**DIRECTIONS**
Your task is to copy each line that has the word "JSON".

(Figure record extracts)
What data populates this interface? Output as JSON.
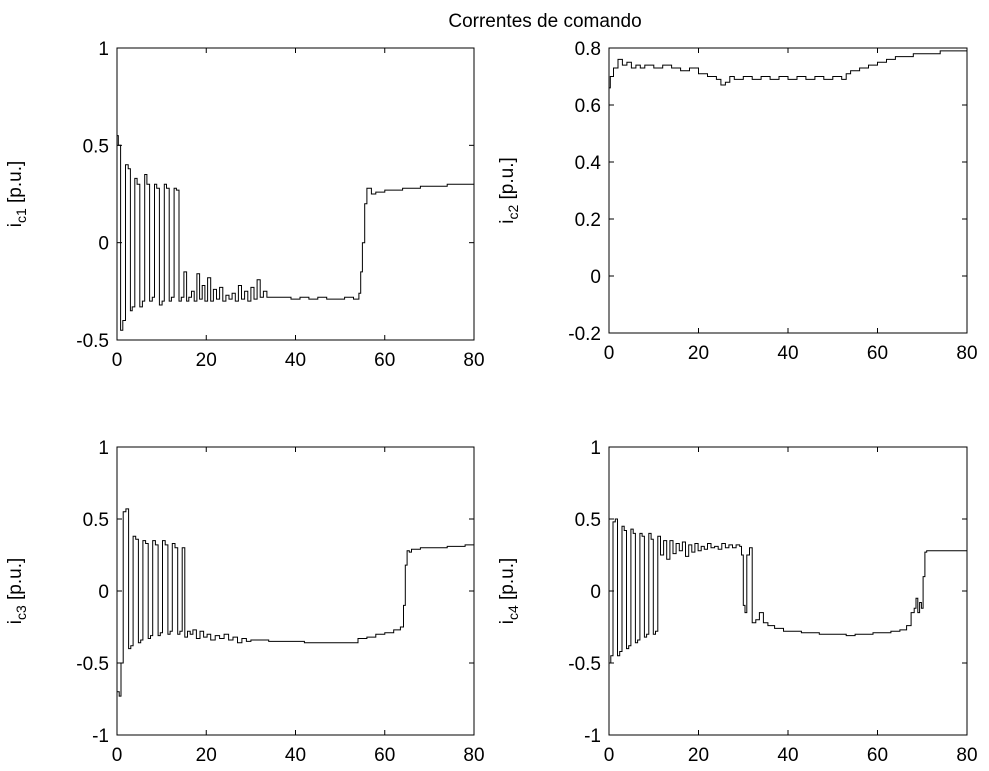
{
  "figure": {
    "title": "Correntes de comando"
  },
  "chart_data": [
    {
      "type": "line",
      "id": "ic1",
      "title": "Correntes de comando",
      "ylabel": {
        "base": "i",
        "sub": "c1",
        "unit": " [p.u.]"
      },
      "xlim": [
        0,
        80
      ],
      "ylim": [
        -0.5,
        1
      ],
      "xticks": [
        0,
        20,
        40,
        60,
        80
      ],
      "yticks": [
        -0.5,
        0,
        0.5,
        1
      ],
      "ytick_labels": [
        "-0.5",
        "0",
        "0.5",
        "1"
      ],
      "series": [
        {
          "color": "#000000",
          "x": [
            0,
            0.3,
            0.8,
            1.3,
            1.9,
            2.5,
            3.0,
            3.4,
            4.0,
            4.5,
            5.1,
            5.7,
            6.2,
            6.7,
            7.3,
            7.9,
            8.4,
            8.9,
            9.5,
            10.1,
            10.6,
            11.1,
            11.7,
            12.2,
            12.8,
            13.3,
            13.9,
            14.4,
            15.0,
            15.6,
            16.1,
            16.7,
            17.3,
            17.9,
            18.5,
            19.1,
            19.7,
            20.3,
            21.0,
            21.6,
            22.3,
            23.0,
            23.7,
            24.4,
            25.1,
            25.8,
            26.5,
            27.2,
            27.9,
            28.6,
            29.3,
            30.0,
            30.7,
            31.4,
            32.1,
            32.8,
            33.6,
            35,
            37,
            39,
            41,
            43,
            45,
            47,
            49,
            51,
            53,
            54.2,
            54.6,
            55.0,
            55.5,
            56,
            57,
            58,
            60,
            62,
            64,
            66,
            68,
            70,
            72,
            74,
            76,
            78,
            79.5,
            80
          ],
          "y": [
            0.55,
            0.5,
            -0.45,
            -0.4,
            0.4,
            0.38,
            -0.35,
            -0.33,
            0.33,
            0.3,
            -0.33,
            -0.3,
            0.35,
            0.3,
            -0.3,
            -0.28,
            0.3,
            0.28,
            -0.32,
            -0.3,
            0.3,
            0.28,
            -0.3,
            -0.28,
            0.28,
            0.27,
            -0.3,
            -0.28,
            -0.15,
            -0.3,
            -0.28,
            -0.25,
            -0.3,
            -0.16,
            -0.29,
            -0.22,
            -0.3,
            -0.18,
            -0.3,
            -0.24,
            -0.29,
            -0.23,
            -0.3,
            -0.27,
            -0.29,
            -0.26,
            -0.3,
            -0.22,
            -0.29,
            -0.25,
            -0.3,
            -0.23,
            -0.29,
            -0.19,
            -0.28,
            -0.25,
            -0.28,
            -0.28,
            -0.28,
            -0.29,
            -0.28,
            -0.29,
            -0.28,
            -0.29,
            -0.29,
            -0.28,
            -0.29,
            -0.26,
            -0.15,
            0.0,
            0.2,
            0.28,
            0.25,
            0.26,
            0.27,
            0.27,
            0.28,
            0.28,
            0.29,
            0.29,
            0.29,
            0.3,
            0.3,
            0.3,
            0.3,
            0.25
          ]
        }
      ]
    },
    {
      "type": "line",
      "id": "ic2",
      "ylabel": {
        "base": "i",
        "sub": "c2",
        "unit": " [p.u.]"
      },
      "xlim": [
        0,
        80
      ],
      "ylim": [
        -0.2,
        0.8
      ],
      "xticks": [
        0,
        20,
        40,
        60,
        80
      ],
      "yticks": [
        -0.2,
        0,
        0.2,
        0.4,
        0.6,
        0.8
      ],
      "ytick_labels": [
        "-0.2",
        "0",
        "0.2",
        "0.4",
        "0.6",
        "0.8"
      ],
      "series": [
        {
          "color": "#000000",
          "x": [
            0,
            0.3,
            1,
            2,
            3,
            4,
            5,
            6,
            7,
            8,
            9,
            10,
            12,
            14,
            16,
            18,
            20,
            22,
            24,
            25,
            26,
            27,
            28,
            30,
            32,
            34,
            36,
            38,
            40,
            42,
            44,
            46,
            48,
            50,
            52,
            53,
            54,
            56,
            58,
            60,
            62,
            64,
            66,
            68,
            70,
            72,
            74,
            76,
            78,
            79.5,
            80
          ],
          "y": [
            0.66,
            0.7,
            0.73,
            0.76,
            0.74,
            0.75,
            0.73,
            0.74,
            0.73,
            0.74,
            0.74,
            0.73,
            0.74,
            0.73,
            0.72,
            0.73,
            0.71,
            0.7,
            0.69,
            0.67,
            0.68,
            0.7,
            0.69,
            0.7,
            0.69,
            0.7,
            0.69,
            0.7,
            0.69,
            0.7,
            0.69,
            0.7,
            0.69,
            0.7,
            0.69,
            0.71,
            0.72,
            0.73,
            0.74,
            0.75,
            0.76,
            0.77,
            0.77,
            0.78,
            0.78,
            0.78,
            0.79,
            0.79,
            0.79,
            0.79,
            0.76
          ]
        }
      ]
    },
    {
      "type": "line",
      "id": "ic3",
      "ylabel": {
        "base": "i",
        "sub": "c3",
        "unit": " [p.u.]"
      },
      "xlim": [
        0,
        80
      ],
      "ylim": [
        -1,
        1
      ],
      "xticks": [
        0,
        20,
        40,
        60,
        80
      ],
      "yticks": [
        -1,
        -0.5,
        0,
        0.5,
        1
      ],
      "ytick_labels": [
        "-1",
        "-0.5",
        "0",
        "0.5",
        "1"
      ],
      "series": [
        {
          "color": "#000000",
          "x": [
            0,
            0.5,
            0.9,
            1.4,
            2.0,
            2.6,
            3.1,
            3.6,
            4.2,
            4.8,
            5.3,
            5.8,
            6.4,
            7.0,
            7.5,
            8.0,
            8.6,
            9.2,
            9.7,
            10.2,
            10.8,
            11.4,
            11.9,
            12.4,
            13.0,
            13.6,
            14.1,
            14.6,
            15.2,
            15.8,
            16.4,
            17.0,
            17.8,
            18.6,
            19.4,
            20.2,
            21.0,
            22,
            23,
            24,
            25,
            26,
            27,
            28,
            29,
            30,
            32,
            34,
            36,
            38,
            40,
            42,
            44,
            46,
            48,
            50,
            52,
            54,
            56,
            58,
            60,
            62,
            63.5,
            64.2,
            64.6,
            65.0,
            65.5,
            66,
            67,
            68,
            70,
            72,
            74,
            76,
            78,
            79.5,
            80
          ],
          "y": [
            -0.7,
            -0.73,
            -0.5,
            0.55,
            0.57,
            -0.4,
            -0.38,
            0.38,
            0.36,
            -0.36,
            -0.34,
            0.35,
            0.33,
            -0.33,
            -0.31,
            0.35,
            0.32,
            -0.31,
            -0.29,
            0.35,
            0.32,
            -0.3,
            -0.28,
            0.33,
            0.3,
            -0.3,
            -0.28,
            0.3,
            -0.32,
            -0.28,
            -0.3,
            -0.27,
            -0.33,
            -0.28,
            -0.32,
            -0.3,
            -0.34,
            -0.31,
            -0.33,
            -0.3,
            -0.34,
            -0.32,
            -0.36,
            -0.33,
            -0.35,
            -0.34,
            -0.34,
            -0.35,
            -0.35,
            -0.35,
            -0.35,
            -0.36,
            -0.36,
            -0.36,
            -0.36,
            -0.36,
            -0.36,
            -0.33,
            -0.32,
            -0.3,
            -0.29,
            -0.27,
            -0.25,
            -0.1,
            0.18,
            0.28,
            0.27,
            0.29,
            0.29,
            0.3,
            0.3,
            0.3,
            0.31,
            0.31,
            0.32,
            0.32,
            0.3
          ]
        }
      ]
    },
    {
      "type": "line",
      "id": "ic4",
      "ylabel": {
        "base": "i",
        "sub": "c4",
        "unit": " [p.u.]"
      },
      "xlim": [
        0,
        80
      ],
      "ylim": [
        -1,
        1
      ],
      "xticks": [
        0,
        20,
        40,
        60,
        80
      ],
      "yticks": [
        -1,
        -0.5,
        0,
        0.5,
        1
      ],
      "ytick_labels": [
        "-1",
        "-0.5",
        "0",
        "0.5",
        "1"
      ],
      "series": [
        {
          "color": "#000000",
          "x": [
            0,
            0.4,
            0.9,
            1.4,
            1.9,
            2.4,
            2.9,
            3.4,
            3.9,
            4.4,
            4.9,
            5.4,
            5.9,
            6.4,
            6.9,
            7.4,
            7.9,
            8.4,
            8.9,
            9.4,
            9.9,
            10.4,
            10.9,
            11.5,
            12.2,
            12.9,
            13.6,
            14.3,
            15.0,
            15.7,
            16.4,
            17.1,
            17.8,
            18.5,
            19.2,
            19.9,
            20.6,
            21.3,
            22.0,
            22.8,
            23.6,
            24.4,
            25.2,
            26.0,
            26.8,
            27.6,
            28.4,
            29.2,
            29.6,
            30.0,
            30.4,
            30.8,
            31.4,
            32.0,
            32.8,
            33.6,
            34.5,
            35.5,
            37,
            39,
            41,
            43,
            45,
            47,
            49,
            51,
            53,
            55,
            57,
            59,
            61,
            63,
            65,
            66.5,
            67.5,
            68.2,
            68.6,
            69.0,
            69.4,
            69.8,
            70.2,
            70.6,
            71,
            72,
            74,
            76,
            78,
            80
          ],
          "y": [
            -0.5,
            -0.45,
            0.48,
            0.5,
            -0.45,
            -0.42,
            0.45,
            0.42,
            -0.4,
            -0.38,
            0.43,
            0.4,
            -0.36,
            -0.34,
            0.4,
            0.38,
            -0.32,
            -0.3,
            0.4,
            0.36,
            -0.3,
            -0.28,
            0.38,
            0.25,
            0.35,
            0.22,
            0.35,
            0.26,
            0.33,
            0.28,
            0.34,
            0.24,
            0.32,
            0.27,
            0.33,
            0.28,
            0.31,
            0.29,
            0.33,
            0.3,
            0.31,
            0.29,
            0.33,
            0.3,
            0.32,
            0.3,
            0.32,
            0.31,
            0.25,
            -0.1,
            -0.15,
            0.25,
            0.3,
            -0.22,
            -0.2,
            -0.15,
            -0.22,
            -0.24,
            -0.26,
            -0.28,
            -0.28,
            -0.29,
            -0.29,
            -0.3,
            -0.3,
            -0.3,
            -0.31,
            -0.3,
            -0.3,
            -0.29,
            -0.29,
            -0.28,
            -0.27,
            -0.24,
            -0.15,
            -0.12,
            -0.05,
            -0.15,
            -0.08,
            -0.12,
            0.1,
            0.27,
            0.28,
            0.28,
            0.28,
            0.28,
            0.28,
            0.28
          ]
        }
      ]
    }
  ]
}
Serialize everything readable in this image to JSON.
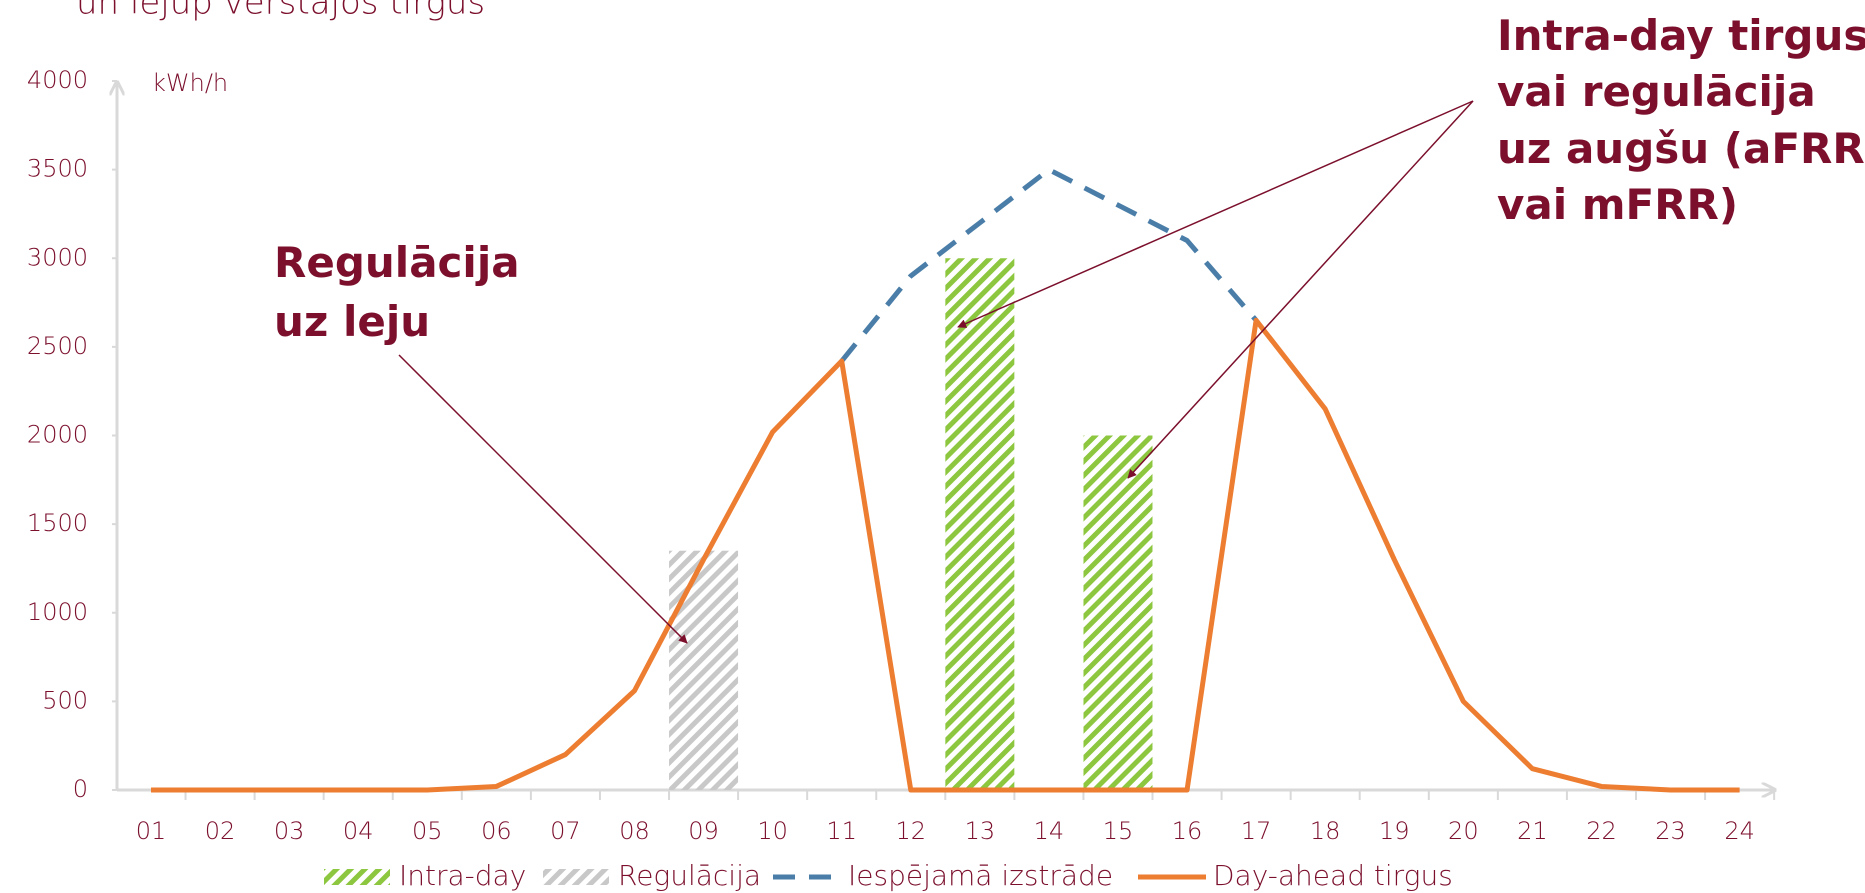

**THE OUTPUT**
What data populates this interface? Output as JSON.
Serialize everything readable in this image to JSON.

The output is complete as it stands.